Collection entries:
##########

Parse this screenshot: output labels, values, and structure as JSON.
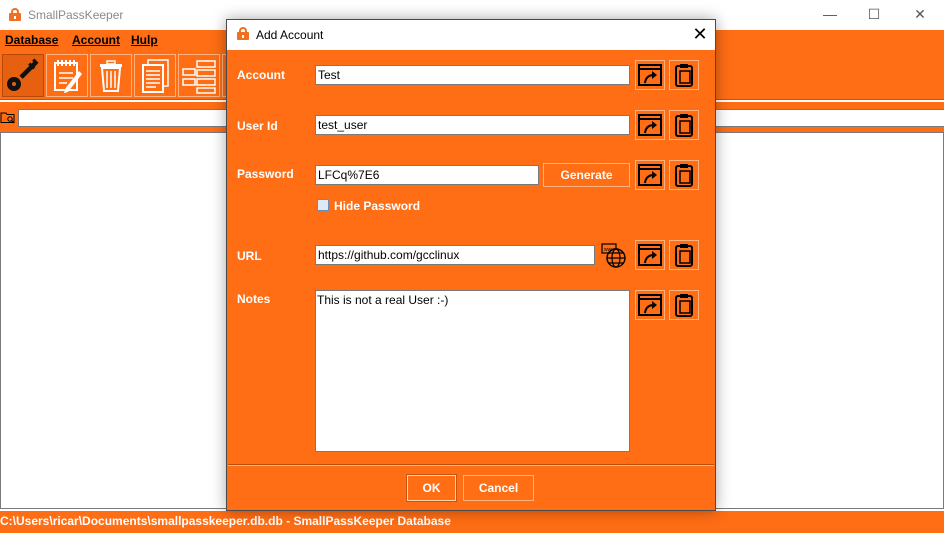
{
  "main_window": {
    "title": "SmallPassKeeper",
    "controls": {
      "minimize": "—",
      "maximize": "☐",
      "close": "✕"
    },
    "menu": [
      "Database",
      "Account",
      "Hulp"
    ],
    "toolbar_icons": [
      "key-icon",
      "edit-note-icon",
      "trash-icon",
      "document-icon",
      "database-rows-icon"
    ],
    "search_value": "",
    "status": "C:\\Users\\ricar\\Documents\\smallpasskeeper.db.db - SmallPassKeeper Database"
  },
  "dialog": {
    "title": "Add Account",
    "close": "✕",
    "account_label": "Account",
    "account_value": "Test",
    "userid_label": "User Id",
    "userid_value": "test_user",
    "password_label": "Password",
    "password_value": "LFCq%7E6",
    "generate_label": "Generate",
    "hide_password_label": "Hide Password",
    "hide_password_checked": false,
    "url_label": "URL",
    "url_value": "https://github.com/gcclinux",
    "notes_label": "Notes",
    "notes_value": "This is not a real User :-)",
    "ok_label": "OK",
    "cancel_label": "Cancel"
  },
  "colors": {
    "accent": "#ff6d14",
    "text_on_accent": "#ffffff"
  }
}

##########

### EXERCISE AIM:
Where a line of the material above holds the string "title", copy that line.

### THE ANSWER:
    "title": "SmallPassKeeper",
    "title": "Add Account",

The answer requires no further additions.